[AIM OF THE TASK]:
Print every entry, word for word, and skip the images.

[Stored data]
## Begin
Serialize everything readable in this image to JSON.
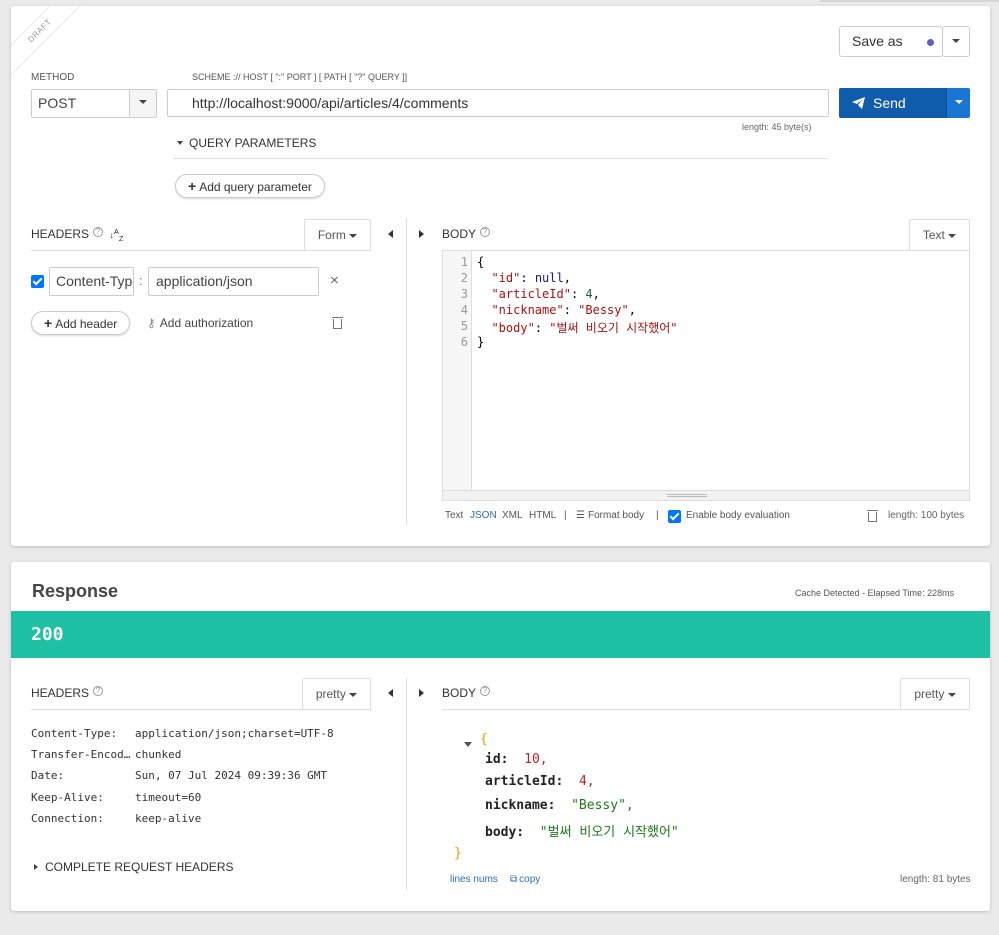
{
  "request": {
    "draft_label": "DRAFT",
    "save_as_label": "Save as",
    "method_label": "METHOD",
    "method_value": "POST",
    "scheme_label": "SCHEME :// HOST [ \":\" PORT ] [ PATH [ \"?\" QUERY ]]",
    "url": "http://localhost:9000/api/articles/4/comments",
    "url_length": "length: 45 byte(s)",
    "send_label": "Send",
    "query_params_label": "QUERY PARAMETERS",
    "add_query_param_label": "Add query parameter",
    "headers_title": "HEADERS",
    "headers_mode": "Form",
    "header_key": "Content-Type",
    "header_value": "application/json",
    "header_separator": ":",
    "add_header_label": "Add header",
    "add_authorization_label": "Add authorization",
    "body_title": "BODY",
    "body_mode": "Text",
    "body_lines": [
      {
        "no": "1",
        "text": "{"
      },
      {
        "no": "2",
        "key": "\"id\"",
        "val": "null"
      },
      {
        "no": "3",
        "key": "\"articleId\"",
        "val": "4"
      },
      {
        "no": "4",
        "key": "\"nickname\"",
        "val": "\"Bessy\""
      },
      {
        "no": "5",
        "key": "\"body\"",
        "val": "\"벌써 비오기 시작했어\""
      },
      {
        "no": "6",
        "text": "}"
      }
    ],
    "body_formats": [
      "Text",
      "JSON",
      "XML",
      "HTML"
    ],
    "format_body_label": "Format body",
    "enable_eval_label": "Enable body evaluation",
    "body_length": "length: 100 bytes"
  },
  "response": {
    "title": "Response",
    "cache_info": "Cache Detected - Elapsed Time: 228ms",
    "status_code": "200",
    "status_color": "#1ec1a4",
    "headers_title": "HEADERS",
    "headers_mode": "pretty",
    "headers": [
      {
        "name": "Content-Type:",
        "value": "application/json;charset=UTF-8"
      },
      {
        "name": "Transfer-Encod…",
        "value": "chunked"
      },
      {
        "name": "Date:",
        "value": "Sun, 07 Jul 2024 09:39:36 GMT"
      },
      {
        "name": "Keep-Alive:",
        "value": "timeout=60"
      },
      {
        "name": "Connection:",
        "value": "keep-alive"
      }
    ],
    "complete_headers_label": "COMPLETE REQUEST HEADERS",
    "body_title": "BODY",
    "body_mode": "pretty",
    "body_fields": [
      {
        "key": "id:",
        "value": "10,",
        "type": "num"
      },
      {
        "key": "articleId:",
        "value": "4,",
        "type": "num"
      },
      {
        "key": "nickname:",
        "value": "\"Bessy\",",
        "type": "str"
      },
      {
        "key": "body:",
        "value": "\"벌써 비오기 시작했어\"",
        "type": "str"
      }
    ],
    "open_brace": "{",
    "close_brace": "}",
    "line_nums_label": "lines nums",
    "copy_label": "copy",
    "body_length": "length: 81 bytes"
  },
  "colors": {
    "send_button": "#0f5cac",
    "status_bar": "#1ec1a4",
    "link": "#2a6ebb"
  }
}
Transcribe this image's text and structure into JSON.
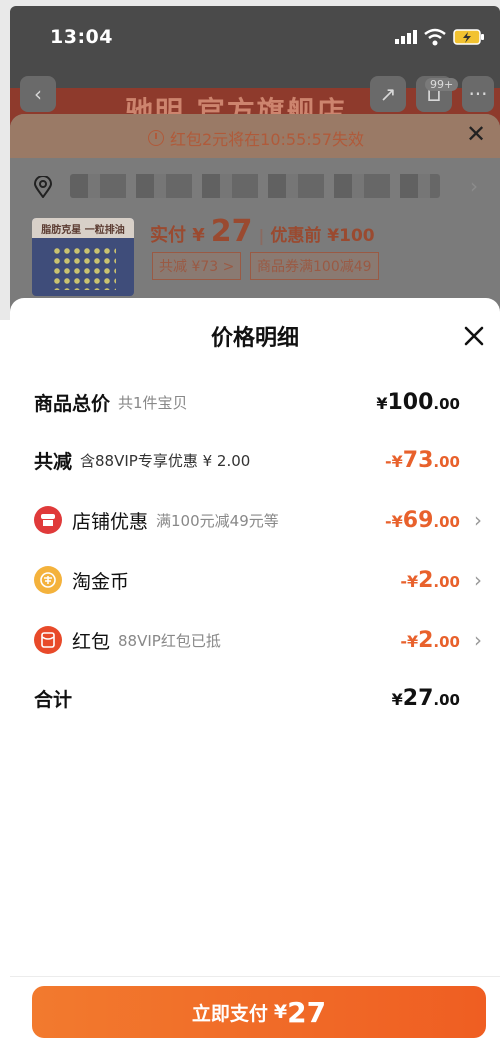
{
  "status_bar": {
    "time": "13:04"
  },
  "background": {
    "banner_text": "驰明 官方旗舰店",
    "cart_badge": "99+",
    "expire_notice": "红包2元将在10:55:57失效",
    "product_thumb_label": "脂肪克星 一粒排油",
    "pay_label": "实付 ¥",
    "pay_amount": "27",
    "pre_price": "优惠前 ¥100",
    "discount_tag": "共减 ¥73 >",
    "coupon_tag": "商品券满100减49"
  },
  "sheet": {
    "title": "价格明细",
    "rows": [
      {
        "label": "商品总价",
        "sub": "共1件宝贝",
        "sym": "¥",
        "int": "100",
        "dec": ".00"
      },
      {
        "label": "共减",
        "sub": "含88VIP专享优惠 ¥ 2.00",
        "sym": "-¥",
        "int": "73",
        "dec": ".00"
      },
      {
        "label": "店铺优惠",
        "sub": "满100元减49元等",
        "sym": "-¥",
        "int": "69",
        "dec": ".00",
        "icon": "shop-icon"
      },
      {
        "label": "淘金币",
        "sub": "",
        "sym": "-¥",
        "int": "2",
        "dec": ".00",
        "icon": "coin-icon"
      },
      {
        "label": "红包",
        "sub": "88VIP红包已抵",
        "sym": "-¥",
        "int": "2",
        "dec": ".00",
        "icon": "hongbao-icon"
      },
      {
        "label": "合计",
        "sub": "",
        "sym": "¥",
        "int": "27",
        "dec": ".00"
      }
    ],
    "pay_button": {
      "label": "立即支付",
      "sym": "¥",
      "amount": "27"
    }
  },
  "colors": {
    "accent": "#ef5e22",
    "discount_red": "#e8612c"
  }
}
## End
[FULL OUTPUT]:
Serialize everything readable in this image to JSON.
{
  "request": {
    "draft_label": "DRAFT",
    "save_as_label": "Save as",
    "method_label": "METHOD",
    "method_value": "POST",
    "scheme_label": "SCHEME :// HOST [ \":\" PORT ] [ PATH [ \"?\" QUERY ]]",
    "url": "http://localhost:9000/api/articles/4/comments",
    "url_length": "length: 45 byte(s)",
    "send_label": "Send",
    "query_params_label": "QUERY PARAMETERS",
    "add_query_param_label": "Add query parameter",
    "headers_title": "HEADERS",
    "headers_mode": "Form",
    "header_key": "Content-Type",
    "header_value": "application/json",
    "header_separator": ":",
    "add_header_label": "Add header",
    "add_authorization_label": "Add authorization",
    "body_title": "BODY",
    "body_mode": "Text",
    "body_lines": [
      {
        "no": "1",
        "text": "{"
      },
      {
        "no": "2",
        "key": "\"id\"",
        "val": "null"
      },
      {
        "no": "3",
        "key": "\"articleId\"",
        "val": "4"
      },
      {
        "no": "4",
        "key": "\"nickname\"",
        "val": "\"Bessy\""
      },
      {
        "no": "5",
        "key": "\"body\"",
        "val": "\"벌써 비오기 시작했어\""
      },
      {
        "no": "6",
        "text": "}"
      }
    ],
    "body_formats": [
      "Text",
      "JSON",
      "XML",
      "HTML"
    ],
    "format_body_label": "Format body",
    "enable_eval_label": "Enable body evaluation",
    "body_length": "length: 100 bytes"
  },
  "response": {
    "title": "Response",
    "cache_info": "Cache Detected - Elapsed Time: 228ms",
    "status_code": "200",
    "status_color": "#1ec1a4",
    "headers_title": "HEADERS",
    "headers_mode": "pretty",
    "headers": [
      {
        "name": "Content-Type:",
        "value": "application/json;charset=UTF-8"
      },
      {
        "name": "Transfer-Encod…",
        "value": "chunked"
      },
      {
        "name": "Date:",
        "value": "Sun, 07 Jul 2024 09:39:36 GMT"
      },
      {
        "name": "Keep-Alive:",
        "value": "timeout=60"
      },
      {
        "name": "Connection:",
        "value": "keep-alive"
      }
    ],
    "complete_headers_label": "COMPLETE REQUEST HEADERS",
    "body_title": "BODY",
    "body_mode": "pretty",
    "body_fields": [
      {
        "key": "id:",
        "value": "10,",
        "type": "num"
      },
      {
        "key": "articleId:",
        "value": "4,",
        "type": "num"
      },
      {
        "key": "nickname:",
        "value": "\"Bessy\",",
        "type": "str"
      },
      {
        "key": "body:",
        "value": "\"벌써 비오기 시작했어\"",
        "type": "str"
      }
    ],
    "open_brace": "{",
    "close_brace": "}",
    "line_nums_label": "lines nums",
    "copy_label": "copy",
    "body_length": "length: 81 bytes"
  },
  "colors": {
    "send_button": "#0f5cac",
    "status_bar": "#1ec1a4",
    "link": "#2a6ebb"
  }
}
Transcribe this image's text and structure into JSON.
{
  "status_bar": {
    "time": "13:04"
  },
  "background": {
    "banner_text": "驰明 官方旗舰店",
    "cart_badge": "99+",
    "expire_notice": "红包2元将在10:55:57失效",
    "product_thumb_label": "脂肪克星 一粒排油",
    "pay_label": "实付 ¥",
    "pay_amount": "27",
    "pre_price": "优惠前 ¥100",
    "discount_tag": "共减 ¥73 >",
    "coupon_tag": "商品券满100减49"
  },
  "sheet": {
    "title": "价格明细",
    "rows": [
      {
        "label": "商品总价",
        "sub": "共1件宝贝",
        "sym": "¥",
        "int": "100",
        "dec": ".00"
      },
      {
        "label": "共减",
        "sub": "含88VIP专享优惠 ¥ 2.00",
        "sym": "-¥",
        "int": "73",
        "dec": ".00"
      },
      {
        "label": "店铺优惠",
        "sub": "满100元减49元等",
        "sym": "-¥",
        "int": "69",
        "dec": ".00",
        "icon": "shop-icon"
      },
      {
        "label": "淘金币",
        "sub": "",
        "sym": "-¥",
        "int": "2",
        "dec": ".00",
        "icon": "coin-icon"
      },
      {
        "label": "红包",
        "sub": "88VIP红包已抵",
        "sym": "-¥",
        "int": "2",
        "dec": ".00",
        "icon": "hongbao-icon"
      },
      {
        "label": "合计",
        "sub": "",
        "sym": "¥",
        "int": "27",
        "dec": ".00"
      }
    ],
    "pay_button": {
      "label": "立即支付",
      "sym": "¥",
      "amount": "27"
    }
  },
  "colors": {
    "accent": "#ef5e22",
    "discount_red": "#e8612c"
  }
}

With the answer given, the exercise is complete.